The exercise: Convert the records from the line with "- north-final-point: [429, 983, 440, 994]" to the line with "- north-final-point: [657, 1008, 669, 1019]", both included, into a JSON list of strings with one string per line, leaving out blank lines.

Material for the task:
——
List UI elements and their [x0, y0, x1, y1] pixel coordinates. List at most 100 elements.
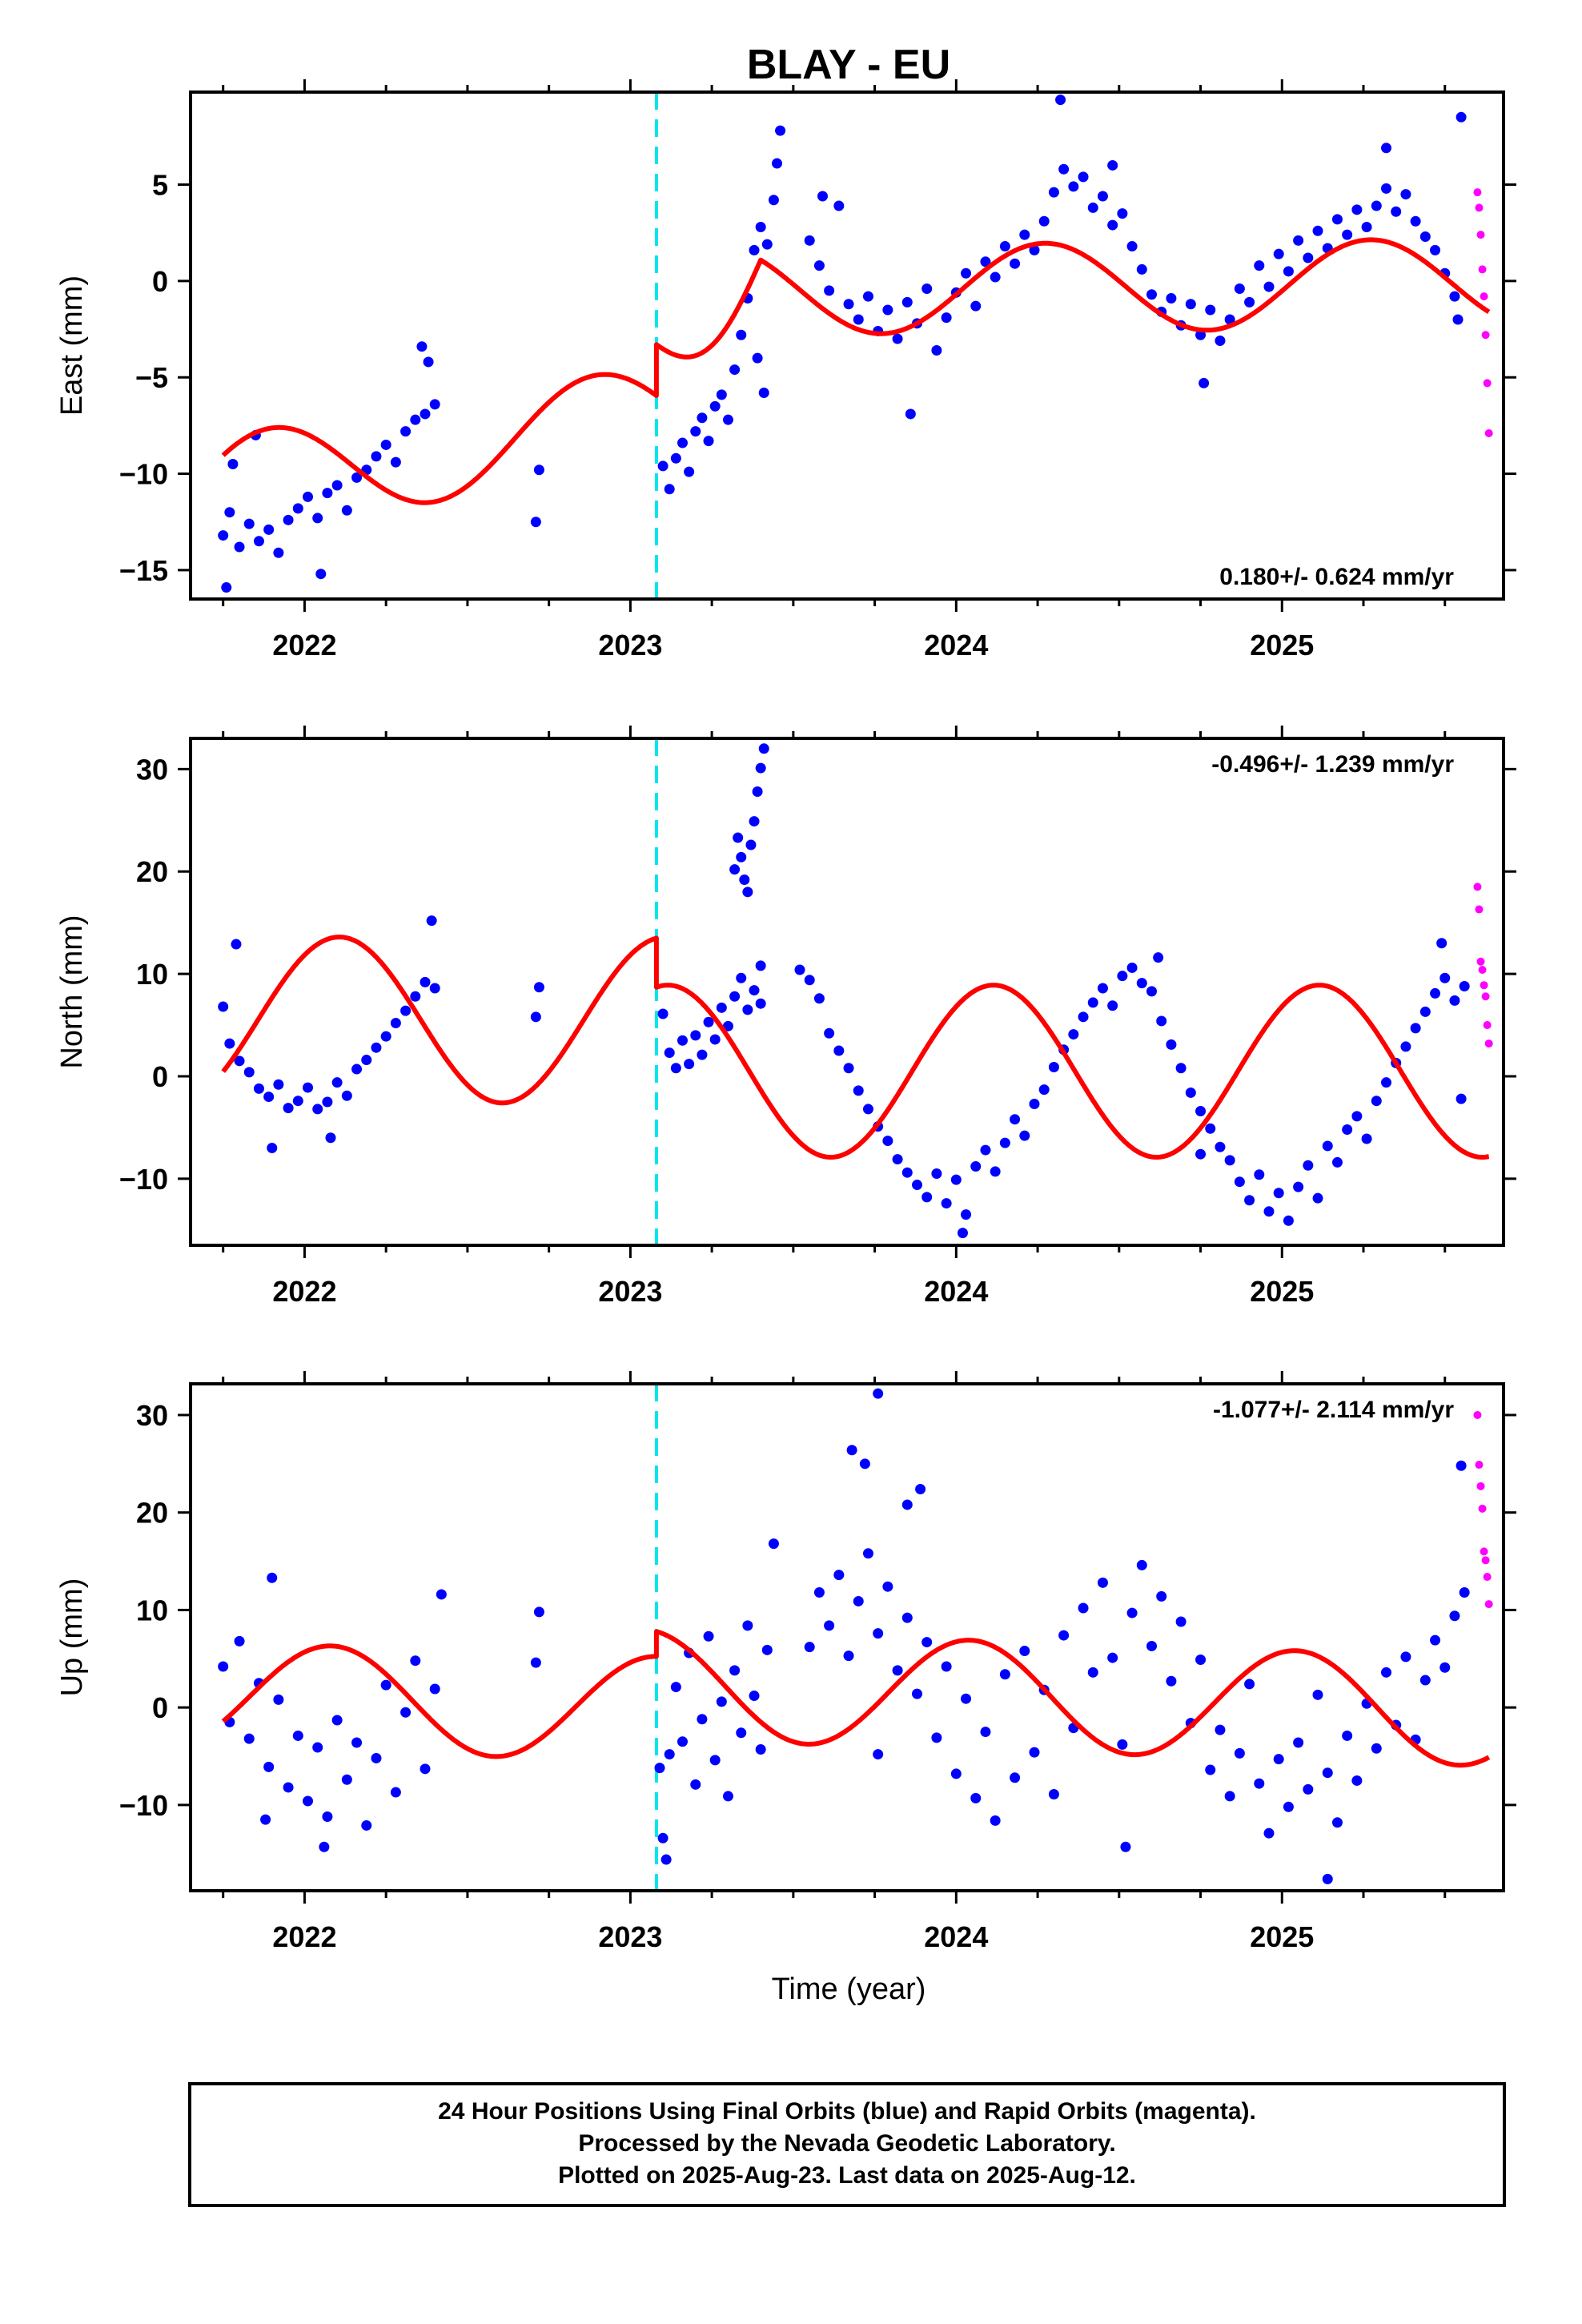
- north-final-point: [429, 983, 440, 994]
- north-final-point: [1303, 1160, 1314, 1171]
- east-final-point: [1107, 159, 1118, 171]
- up-final-point: [742, 1620, 753, 1631]
- east-final-point: [1430, 244, 1441, 255]
- north-final-point: [1293, 1181, 1304, 1192]
- north-final-point: [990, 1166, 1001, 1177]
- east-final-point: [1166, 293, 1177, 304]
- east-final-point: [1419, 231, 1431, 243]
- east-final-point: [1410, 215, 1421, 227]
- north-final-point: [1283, 1215, 1294, 1226]
- north-final-point: [755, 998, 766, 1009]
- north-final-point: [980, 1144, 991, 1156]
- north-final-point: [1342, 1124, 1353, 1135]
- east-final-point: [772, 158, 783, 169]
- up-final-point: [846, 1445, 857, 1456]
- up-final-point: [657, 1832, 669, 1844]
- up-final-point: [1351, 1775, 1363, 1786]
- up-final-point: [853, 1595, 864, 1606]
- north-final-point: [657, 1008, 669, 1019]
- north-final-point: [410, 991, 421, 1002]
- up-final-point: [677, 1736, 688, 1747]
- east-plot-area: [191, 92, 1504, 599]
- north-final-point: [1195, 1105, 1207, 1116]
- north-final-point: [322, 1096, 333, 1108]
- north-final-point: [1010, 1114, 1021, 1125]
- north-y-tick-label: 0: [152, 1060, 168, 1093]
- north-final-point: [755, 960, 766, 971]
- east-final-point: [263, 524, 275, 535]
- east-final-point: [1107, 219, 1118, 231]
- north-final-point: [1322, 1140, 1333, 1152]
- east-final-point: [341, 505, 352, 516]
- north-final-point: [400, 1005, 412, 1016]
- east-final-point: [775, 125, 786, 136]
- up-y-tick-label: 30: [136, 1399, 168, 1432]
- north-final-point: [371, 1042, 382, 1053]
- north-final-point: [312, 1104, 323, 1115]
- up-final-point: [331, 1715, 343, 1726]
- up-rapid-point: [1481, 1556, 1490, 1565]
- north-final-point: [420, 976, 431, 987]
- up-final-point: [1312, 1689, 1323, 1700]
- up-x-tick-label: 2024: [924, 1920, 988, 1953]
- east-final-point: [1185, 299, 1196, 310]
- east-final-point: [429, 399, 440, 410]
- up-final-point: [1254, 1778, 1265, 1789]
- east-panel: 2022 2023 2024 2025 −15 −10 −5 0 5 East (mm) 0.180…: [55, 79, 1516, 661]
- north-final-point: [1351, 1111, 1363, 1122]
- up-y-tick-label: −10: [119, 1789, 168, 1822]
- up-final-point: [1419, 1675, 1431, 1686]
- east-final-point: [351, 472, 363, 483]
- east-final-point: [1312, 225, 1323, 236]
- north-final-point: [739, 874, 750, 885]
- north-final-point: [1156, 1015, 1167, 1027]
- north-final-point: [1419, 1006, 1431, 1017]
- up-final-point: [915, 1483, 926, 1494]
- east-final-point: [1136, 263, 1147, 275]
- north-rapid-point: [1478, 966, 1487, 975]
- north-final-point: [1136, 978, 1147, 989]
- north-final-point: [804, 975, 815, 986]
- east-final-point: [1244, 296, 1255, 308]
- north-final-point: [892, 1154, 903, 1165]
- up-rapid-point: [1484, 1600, 1493, 1609]
- up-final-point: [341, 1774, 352, 1785]
- east-final-point: [1055, 94, 1066, 106]
- east-final-point: [1391, 206, 1402, 217]
- up-final-point: [1449, 1610, 1460, 1622]
- up-final-point: [1322, 1767, 1333, 1779]
- north-x-tick-label: 2025: [1250, 1275, 1314, 1308]
- east-final-point: [862, 291, 873, 302]
- east-final-point: [941, 312, 952, 324]
- east-final-point: [1058, 163, 1070, 175]
- east-final-point: [729, 364, 741, 376]
- east-rapid-point: [1480, 292, 1488, 301]
- north-rapid-point: [1484, 1039, 1493, 1048]
- up-final-point: [722, 1791, 733, 1802]
- east-final-point: [1331, 214, 1343, 225]
- east-final-point: [221, 582, 232, 593]
- east-final-point: [736, 329, 747, 340]
- east-final-point: [243, 518, 255, 529]
- east-final-point: [999, 241, 1010, 252]
- north-final-point: [1410, 1023, 1421, 1034]
- up-final-point: [709, 1755, 721, 1766]
- east-rapid-point: [1475, 203, 1484, 212]
- up-final-point: [901, 1499, 913, 1510]
- east-rapid-point: [1473, 188, 1482, 197]
- north-plot-area: [191, 738, 1504, 1245]
- east-final-point: [990, 271, 1001, 283]
- up-final-point: [1380, 1667, 1391, 1678]
- north-final-point: [677, 1035, 688, 1046]
- up-x-tick-label: 2025: [1250, 1920, 1314, 1953]
- east-final-point: [817, 191, 828, 202]
- north-final-point: [341, 1090, 352, 1101]
- up-final-point: [892, 1665, 903, 1676]
- up-final-point: [873, 1388, 884, 1399]
- up-final-point: [410, 1655, 421, 1667]
- north-final-point: [1331, 1156, 1343, 1168]
- chart-title: BLAY - EU: [747, 42, 950, 88]
- up-final-point: [1097, 1577, 1108, 1588]
- north-final-point: [931, 1168, 942, 1179]
- north-final-point: [755, 762, 766, 774]
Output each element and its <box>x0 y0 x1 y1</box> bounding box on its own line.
——
Full output:
[
  "- north-final-point: [429, 983, 440, 994]",
  "- north-final-point: [1303, 1160, 1314, 1171]",
  "- east-final-point: [1107, 159, 1118, 171]",
  "- up-final-point: [742, 1620, 753, 1631]",
  "- east-final-point: [1430, 244, 1441, 255]",
  "- north-final-point: [1293, 1181, 1304, 1192]",
  "- north-final-point: [990, 1166, 1001, 1177]",
  "- east-final-point: [1166, 293, 1177, 304]",
  "- east-final-point: [1419, 231, 1431, 243]",
  "- east-final-point: [1410, 215, 1421, 227]",
  "- north-final-point: [1283, 1215, 1294, 1226]",
  "- north-final-point: [755, 998, 766, 1009]",
  "- north-final-point: [980, 1144, 991, 1156]",
  "- north-final-point: [1342, 1124, 1353, 1135]",
  "- east-final-point: [772, 158, 783, 169]",
  "- up-final-point: [846, 1445, 857, 1456]",
  "- up-final-point: [657, 1832, 669, 1844]",
  "- up-final-point: [1351, 1775, 1363, 1786]",
  "- up-final-point: [853, 1595, 864, 1606]",
  "- north-final-point: [657, 1008, 669, 1019]"
]